_WRITTEN TASK:_
Would you copy out the whole listing exactly as given?
————————
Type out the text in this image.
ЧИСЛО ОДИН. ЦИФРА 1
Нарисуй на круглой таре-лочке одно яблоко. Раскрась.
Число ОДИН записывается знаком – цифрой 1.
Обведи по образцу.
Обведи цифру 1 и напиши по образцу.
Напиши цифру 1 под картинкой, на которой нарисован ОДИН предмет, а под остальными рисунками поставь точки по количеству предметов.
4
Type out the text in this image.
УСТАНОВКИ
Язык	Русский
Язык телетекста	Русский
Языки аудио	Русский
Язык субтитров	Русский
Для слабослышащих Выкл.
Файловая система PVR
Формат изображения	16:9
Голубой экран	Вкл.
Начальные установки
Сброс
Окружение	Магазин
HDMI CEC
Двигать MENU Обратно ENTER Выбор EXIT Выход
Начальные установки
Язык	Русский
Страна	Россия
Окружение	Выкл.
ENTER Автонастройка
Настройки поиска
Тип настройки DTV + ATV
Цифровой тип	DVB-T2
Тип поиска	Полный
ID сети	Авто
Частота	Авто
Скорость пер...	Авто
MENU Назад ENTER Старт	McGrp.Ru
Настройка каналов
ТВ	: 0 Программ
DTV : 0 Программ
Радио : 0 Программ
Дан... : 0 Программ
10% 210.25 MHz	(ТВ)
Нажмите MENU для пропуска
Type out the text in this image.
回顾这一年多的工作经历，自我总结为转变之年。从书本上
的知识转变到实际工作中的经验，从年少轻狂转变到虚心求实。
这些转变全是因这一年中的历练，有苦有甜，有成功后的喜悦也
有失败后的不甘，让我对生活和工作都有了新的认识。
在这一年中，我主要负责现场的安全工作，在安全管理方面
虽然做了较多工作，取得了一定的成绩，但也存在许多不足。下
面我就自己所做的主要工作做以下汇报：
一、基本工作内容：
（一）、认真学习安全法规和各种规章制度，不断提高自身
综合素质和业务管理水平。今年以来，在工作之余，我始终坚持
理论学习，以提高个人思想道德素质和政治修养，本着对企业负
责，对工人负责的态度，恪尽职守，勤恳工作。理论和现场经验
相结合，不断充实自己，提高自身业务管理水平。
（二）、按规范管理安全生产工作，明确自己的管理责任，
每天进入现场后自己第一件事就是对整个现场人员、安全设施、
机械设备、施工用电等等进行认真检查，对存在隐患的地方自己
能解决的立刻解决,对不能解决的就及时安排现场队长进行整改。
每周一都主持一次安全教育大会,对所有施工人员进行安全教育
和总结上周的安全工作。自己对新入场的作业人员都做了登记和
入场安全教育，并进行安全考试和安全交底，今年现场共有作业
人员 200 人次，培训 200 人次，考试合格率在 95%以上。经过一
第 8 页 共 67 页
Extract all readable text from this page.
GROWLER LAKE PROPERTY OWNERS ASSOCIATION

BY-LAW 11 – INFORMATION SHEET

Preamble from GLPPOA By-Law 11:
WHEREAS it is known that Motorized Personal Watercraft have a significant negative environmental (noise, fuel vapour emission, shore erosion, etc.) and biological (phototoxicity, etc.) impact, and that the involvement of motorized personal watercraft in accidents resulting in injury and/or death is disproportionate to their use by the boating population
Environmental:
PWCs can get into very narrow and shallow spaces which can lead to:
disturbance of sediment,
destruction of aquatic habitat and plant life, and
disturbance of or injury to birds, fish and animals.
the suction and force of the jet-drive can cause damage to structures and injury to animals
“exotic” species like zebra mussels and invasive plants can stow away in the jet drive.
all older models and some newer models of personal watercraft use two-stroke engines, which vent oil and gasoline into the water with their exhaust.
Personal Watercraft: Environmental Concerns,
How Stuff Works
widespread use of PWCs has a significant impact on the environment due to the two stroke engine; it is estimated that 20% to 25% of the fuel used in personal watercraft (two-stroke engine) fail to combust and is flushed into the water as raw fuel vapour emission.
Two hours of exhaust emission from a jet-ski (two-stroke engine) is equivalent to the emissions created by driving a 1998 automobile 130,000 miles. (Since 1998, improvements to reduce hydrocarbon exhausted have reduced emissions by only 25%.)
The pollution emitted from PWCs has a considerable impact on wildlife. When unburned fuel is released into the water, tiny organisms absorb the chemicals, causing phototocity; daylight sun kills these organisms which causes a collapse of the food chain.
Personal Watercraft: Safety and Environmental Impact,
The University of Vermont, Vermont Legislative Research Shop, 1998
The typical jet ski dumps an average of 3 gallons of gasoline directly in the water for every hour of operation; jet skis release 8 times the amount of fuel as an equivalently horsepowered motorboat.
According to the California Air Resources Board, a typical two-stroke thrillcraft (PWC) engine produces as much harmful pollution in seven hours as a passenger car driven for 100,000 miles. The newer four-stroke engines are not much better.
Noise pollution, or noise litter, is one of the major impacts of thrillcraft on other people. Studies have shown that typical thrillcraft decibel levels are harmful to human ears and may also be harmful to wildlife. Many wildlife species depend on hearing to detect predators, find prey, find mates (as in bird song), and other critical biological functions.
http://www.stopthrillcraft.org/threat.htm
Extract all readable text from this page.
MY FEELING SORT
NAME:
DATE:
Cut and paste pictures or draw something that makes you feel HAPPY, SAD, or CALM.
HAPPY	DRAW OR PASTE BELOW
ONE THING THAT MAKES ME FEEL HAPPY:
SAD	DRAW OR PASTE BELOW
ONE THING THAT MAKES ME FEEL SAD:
————————
_ANSWER IN FULL:_
Type out the text in this image.
ЧИСЛО ОДИН. ЦИФРА 1
Нарисуй на круглой таре-лочке одно яблоко. Раскрась.
Число ОДИН записывается знаком – цифрой 1.
Обведи по образцу.
Обведи цифру 1 и напиши по образцу.
Напиши цифру 1 под картинкой, на которой нарисован ОДИН предмет, а под остальными рисунками поставь точки по количеству предметов.
4
Type out the text in this image.
УСТАНОВКИ
Язык	Русский
Язык телетекста	Русский
Языки аудио	Русский
Язык субтитров	Русский
Для слабослышащих Выкл.
Файловая система PVR
Формат изображения	16:9
Голубой экран	Вкл.
Начальные установки
Сброс
Окружение	Магазин
HDMI CEC
Двигать MENU Обратно ENTER Выбор EXIT Выход
Начальные установки
Язык	Русский
Страна	Россия
Окружение	Выкл.
ENTER Автонастройка
Настройки поиска
Тип настройки DTV + ATV
Цифровой тип	DVB-T2
Тип поиска	Полный
ID сети	Авто
Частота	Авто
Скорость пер...	Авто
MENU Назад ENTER Старт	McGrp.Ru
Настройка каналов
ТВ	: 0 Программ
DTV : 0 Программ
Радио : 0 Программ
Дан... : 0 Программ
10% 210.25 MHz	(ТВ)
Нажмите MENU для пропуска
Type out the text in this image.
回顾这一年多的工作经历，自我总结为转变之年。从书本上
的知识转变到实际工作中的经验，从年少轻狂转变到虚心求实。
这些转变全是因这一年中的历练，有苦有甜，有成功后的喜悦也
有失败后的不甘，让我对生活和工作都有了新的认识。
在这一年中，我主要负责现场的安全工作，在安全管理方面
虽然做了较多工作，取得了一定的成绩，但也存在许多不足。下
面我就自己所做的主要工作做以下汇报：
一、基本工作内容：
（一）、认真学习安全法规和各种规章制度，不断提高自身
综合素质和业务管理水平。今年以来，在工作之余，我始终坚持
理论学习，以提高个人思想道德素质和政治修养，本着对企业负
责，对工人负责的态度，恪尽职守，勤恳工作。理论和现场经验
相结合，不断充实自己，提高自身业务管理水平。
（二）、按规范管理安全生产工作，明确自己的管理责任，
每天进入现场后自己第一件事就是对整个现场人员、安全设施、
机械设备、施工用电等等进行认真检查，对存在隐患的地方自己
能解决的立刻解决,对不能解决的就及时安排现场队长进行整改。
每周一都主持一次安全教育大会,对所有施工人员进行安全教育
和总结上周的安全工作。自己对新入场的作业人员都做了登记和
入场安全教育，并进行安全考试和安全交底，今年现场共有作业
人员 200 人次，培训 200 人次，考试合格率在 95%以上。经过一
第 8 页 共 67 页
Extract all readable text from this page.
GROWLER LAKE PROPERTY OWNERS ASSOCIATION

BY-LAW 11 – INFORMATION SHEET

Preamble from GLPPOA By-Law 11:
WHEREAS it is known that Motorized Personal Watercraft have a significant negative environmental (noise, fuel vapour emission, shore erosion, etc.) and biological (phototoxicity, etc.) impact, and that the involvement of motorized personal watercraft in accidents resulting in injury and/or death is disproportionate to their use by the boating population
Environmental:
PWCs can get into very narrow and shallow spaces which can lead to:
disturbance of sediment,
destruction of aquatic habitat and plant life, and
disturbance of or injury to birds, fish and animals.
the suction and force of the jet-drive can cause damage to structures and injury to animals
“exotic” species like zebra mussels and invasive plants can stow away in the jet drive.
all older models and some newer models of personal watercraft use two-stroke engines, which vent oil and gasoline into the water with their exhaust.
Personal Watercraft: Environmental Concerns,
How Stuff Works
widespread use of PWCs has a significant impact on the environment due to the two stroke engine; it is estimated that 20% to 25% of the fuel used in personal watercraft (two-stroke engine) fail to combust and is flushed into the water as raw fuel vapour emission.
Two hours of exhaust emission from a jet-ski (two-stroke engine) is equivalent to the emissions created by driving a 1998 automobile 130,000 miles. (Since 1998, improvements to reduce hydrocarbon exhausted have reduced emissions by only 25%.)
The pollution emitted from PWCs has a considerable impact on wildlife. When unburned fuel is released into the water, tiny organisms absorb the chemicals, causing phototocity; daylight sun kills these organisms which causes a collapse of the food chain.
Personal Watercraft: Safety and Environmental Impact,
The University of Vermont, Vermont Legislative Research Shop, 1998
The typical jet ski dumps an average of 3 gallons of gasoline directly in the water for every hour of operation; jet skis release 8 times the amount of fuel as an equivalently horsepowered motorboat.
According to the California Air Resources Board, a typical two-stroke thrillcraft (PWC) engine produces as much harmful pollution in seven hours as a passenger car driven for 100,000 miles. The newer four-stroke engines are not much better.
Noise pollution, or noise litter, is one of the major impacts of thrillcraft on other people. Studies have shown that typical thrillcraft decibel levels are harmful to human ears and may also be harmful to wildlife. Many wildlife species depend on hearing to detect predators, find prey, find mates (as in bird song), and other critical biological functions.
http://www.stopthrillcraft.org/threat.htm
Extract all readable text from this page.
MY FEELING SORT
NAME:
DATE:
Cut and paste pictures or draw something that makes you feel HAPPY, SAD, or CALM.
HAPPY	DRAW OR PASTE BELOW
ONE THING THAT MAKES ME FEEL HAPPY:
SAD	DRAW OR PASTE BELOW
ONE THING THAT MAKES ME FEEL SAD:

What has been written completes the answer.